● WORK TO BE COMPLETED:
How many lines in the records below contain the word "JSON"? Give only the number.

● Dataset excerpts:
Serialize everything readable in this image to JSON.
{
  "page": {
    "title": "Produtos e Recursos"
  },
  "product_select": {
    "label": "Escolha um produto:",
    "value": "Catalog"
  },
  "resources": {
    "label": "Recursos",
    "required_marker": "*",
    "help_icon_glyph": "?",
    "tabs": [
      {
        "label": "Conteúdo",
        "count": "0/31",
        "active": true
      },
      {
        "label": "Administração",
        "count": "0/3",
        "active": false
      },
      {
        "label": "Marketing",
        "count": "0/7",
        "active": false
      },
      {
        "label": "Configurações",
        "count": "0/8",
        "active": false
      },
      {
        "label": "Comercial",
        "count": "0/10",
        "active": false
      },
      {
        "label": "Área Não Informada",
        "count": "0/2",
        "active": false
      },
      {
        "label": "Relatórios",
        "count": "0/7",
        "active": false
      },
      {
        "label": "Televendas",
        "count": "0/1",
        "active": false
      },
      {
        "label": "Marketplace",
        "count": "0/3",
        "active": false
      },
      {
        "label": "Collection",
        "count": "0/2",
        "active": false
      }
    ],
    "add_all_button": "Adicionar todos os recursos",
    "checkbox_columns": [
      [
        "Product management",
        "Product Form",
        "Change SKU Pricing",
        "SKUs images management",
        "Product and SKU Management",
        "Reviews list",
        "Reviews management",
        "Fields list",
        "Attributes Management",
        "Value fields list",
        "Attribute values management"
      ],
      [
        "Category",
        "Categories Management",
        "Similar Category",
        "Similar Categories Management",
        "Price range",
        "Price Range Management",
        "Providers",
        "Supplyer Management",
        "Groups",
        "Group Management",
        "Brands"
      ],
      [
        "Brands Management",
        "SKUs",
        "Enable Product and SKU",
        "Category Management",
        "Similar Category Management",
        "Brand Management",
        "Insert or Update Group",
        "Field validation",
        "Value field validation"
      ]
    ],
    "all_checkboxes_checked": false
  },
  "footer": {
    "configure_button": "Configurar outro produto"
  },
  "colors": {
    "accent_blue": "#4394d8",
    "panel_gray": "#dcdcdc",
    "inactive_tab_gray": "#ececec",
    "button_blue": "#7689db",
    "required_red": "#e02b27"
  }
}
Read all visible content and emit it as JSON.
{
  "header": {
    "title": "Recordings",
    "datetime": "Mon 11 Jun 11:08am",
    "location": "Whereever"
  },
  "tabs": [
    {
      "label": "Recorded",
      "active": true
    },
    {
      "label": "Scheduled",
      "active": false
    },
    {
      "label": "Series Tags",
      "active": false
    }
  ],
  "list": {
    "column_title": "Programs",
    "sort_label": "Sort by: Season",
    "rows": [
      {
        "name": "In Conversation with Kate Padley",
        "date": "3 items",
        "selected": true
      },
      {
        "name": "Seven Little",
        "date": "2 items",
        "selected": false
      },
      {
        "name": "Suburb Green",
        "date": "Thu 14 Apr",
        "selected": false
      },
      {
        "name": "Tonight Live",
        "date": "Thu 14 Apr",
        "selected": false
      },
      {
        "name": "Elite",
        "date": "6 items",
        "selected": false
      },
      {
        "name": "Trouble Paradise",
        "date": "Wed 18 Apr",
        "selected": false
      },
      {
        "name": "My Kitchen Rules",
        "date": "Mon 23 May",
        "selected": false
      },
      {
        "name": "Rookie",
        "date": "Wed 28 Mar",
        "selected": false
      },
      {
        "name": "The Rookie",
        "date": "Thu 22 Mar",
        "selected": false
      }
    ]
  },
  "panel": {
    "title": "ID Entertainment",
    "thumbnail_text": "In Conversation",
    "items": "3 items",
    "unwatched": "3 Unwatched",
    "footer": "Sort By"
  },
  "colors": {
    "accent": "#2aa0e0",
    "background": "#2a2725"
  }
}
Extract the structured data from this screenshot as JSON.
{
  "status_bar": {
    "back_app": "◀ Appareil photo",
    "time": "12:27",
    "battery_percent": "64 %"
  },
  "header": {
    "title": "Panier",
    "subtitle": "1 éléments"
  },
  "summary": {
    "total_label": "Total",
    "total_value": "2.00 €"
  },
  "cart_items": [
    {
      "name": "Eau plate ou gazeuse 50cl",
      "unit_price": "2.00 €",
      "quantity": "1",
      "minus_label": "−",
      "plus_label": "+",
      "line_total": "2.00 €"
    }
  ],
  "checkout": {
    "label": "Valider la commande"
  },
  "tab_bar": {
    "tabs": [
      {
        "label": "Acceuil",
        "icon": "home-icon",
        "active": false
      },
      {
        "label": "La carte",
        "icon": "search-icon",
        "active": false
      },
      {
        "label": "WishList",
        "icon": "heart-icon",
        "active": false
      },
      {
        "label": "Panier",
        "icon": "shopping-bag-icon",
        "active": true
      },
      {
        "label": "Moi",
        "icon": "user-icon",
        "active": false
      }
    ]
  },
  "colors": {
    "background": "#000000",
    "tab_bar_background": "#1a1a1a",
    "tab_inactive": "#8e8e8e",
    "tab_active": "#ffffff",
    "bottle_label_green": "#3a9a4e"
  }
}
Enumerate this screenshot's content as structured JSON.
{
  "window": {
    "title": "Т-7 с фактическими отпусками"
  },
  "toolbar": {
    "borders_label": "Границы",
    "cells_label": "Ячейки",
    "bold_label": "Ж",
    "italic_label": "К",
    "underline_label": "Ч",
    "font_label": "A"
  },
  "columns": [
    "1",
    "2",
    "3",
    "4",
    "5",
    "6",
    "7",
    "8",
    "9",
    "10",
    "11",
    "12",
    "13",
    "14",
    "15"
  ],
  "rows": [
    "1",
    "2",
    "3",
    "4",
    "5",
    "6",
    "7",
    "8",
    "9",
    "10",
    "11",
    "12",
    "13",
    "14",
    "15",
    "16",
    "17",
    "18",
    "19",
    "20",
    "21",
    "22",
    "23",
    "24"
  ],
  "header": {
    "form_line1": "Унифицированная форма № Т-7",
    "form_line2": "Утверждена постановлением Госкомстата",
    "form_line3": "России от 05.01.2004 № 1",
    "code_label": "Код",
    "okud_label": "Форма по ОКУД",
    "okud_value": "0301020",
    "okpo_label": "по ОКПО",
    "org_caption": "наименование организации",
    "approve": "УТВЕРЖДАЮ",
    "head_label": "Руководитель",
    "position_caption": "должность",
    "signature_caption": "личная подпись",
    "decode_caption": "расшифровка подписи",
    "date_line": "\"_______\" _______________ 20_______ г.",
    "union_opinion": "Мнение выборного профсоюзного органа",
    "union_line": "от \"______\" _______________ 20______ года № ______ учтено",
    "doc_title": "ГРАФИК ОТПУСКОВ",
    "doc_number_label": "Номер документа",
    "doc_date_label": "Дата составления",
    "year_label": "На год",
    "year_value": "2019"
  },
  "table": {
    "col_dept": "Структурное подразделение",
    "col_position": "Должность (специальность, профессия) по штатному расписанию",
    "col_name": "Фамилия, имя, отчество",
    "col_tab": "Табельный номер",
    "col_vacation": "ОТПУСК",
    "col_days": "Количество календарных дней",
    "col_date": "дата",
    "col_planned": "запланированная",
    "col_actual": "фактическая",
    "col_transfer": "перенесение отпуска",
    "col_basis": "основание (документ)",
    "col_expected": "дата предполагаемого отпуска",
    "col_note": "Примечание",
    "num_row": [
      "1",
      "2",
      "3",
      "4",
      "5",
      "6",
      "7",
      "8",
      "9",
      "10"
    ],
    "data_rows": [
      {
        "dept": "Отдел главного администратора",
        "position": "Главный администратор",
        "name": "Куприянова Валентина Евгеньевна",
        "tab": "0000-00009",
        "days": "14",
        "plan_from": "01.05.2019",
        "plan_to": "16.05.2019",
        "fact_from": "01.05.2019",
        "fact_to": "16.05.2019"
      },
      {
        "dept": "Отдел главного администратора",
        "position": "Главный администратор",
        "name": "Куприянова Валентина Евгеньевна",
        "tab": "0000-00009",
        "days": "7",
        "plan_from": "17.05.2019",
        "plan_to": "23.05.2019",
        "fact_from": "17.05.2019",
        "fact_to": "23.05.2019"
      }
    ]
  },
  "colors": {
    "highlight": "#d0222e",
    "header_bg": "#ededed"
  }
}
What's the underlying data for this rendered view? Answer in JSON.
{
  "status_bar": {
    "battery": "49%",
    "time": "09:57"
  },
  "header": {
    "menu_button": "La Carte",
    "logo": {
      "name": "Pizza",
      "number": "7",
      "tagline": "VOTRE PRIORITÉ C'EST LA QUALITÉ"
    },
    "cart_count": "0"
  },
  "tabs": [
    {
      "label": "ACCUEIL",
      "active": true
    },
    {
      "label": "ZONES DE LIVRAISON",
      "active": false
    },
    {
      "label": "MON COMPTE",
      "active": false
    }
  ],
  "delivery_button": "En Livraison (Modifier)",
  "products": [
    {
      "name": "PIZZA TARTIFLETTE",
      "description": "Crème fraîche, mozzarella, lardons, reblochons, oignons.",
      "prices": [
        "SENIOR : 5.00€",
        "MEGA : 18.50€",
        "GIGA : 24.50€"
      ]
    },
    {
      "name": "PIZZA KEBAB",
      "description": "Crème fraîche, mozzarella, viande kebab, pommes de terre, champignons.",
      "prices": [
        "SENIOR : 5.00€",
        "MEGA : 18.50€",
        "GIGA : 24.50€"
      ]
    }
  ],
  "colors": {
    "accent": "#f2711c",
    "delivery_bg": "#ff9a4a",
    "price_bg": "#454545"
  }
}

● EXERCISE RESULT:
5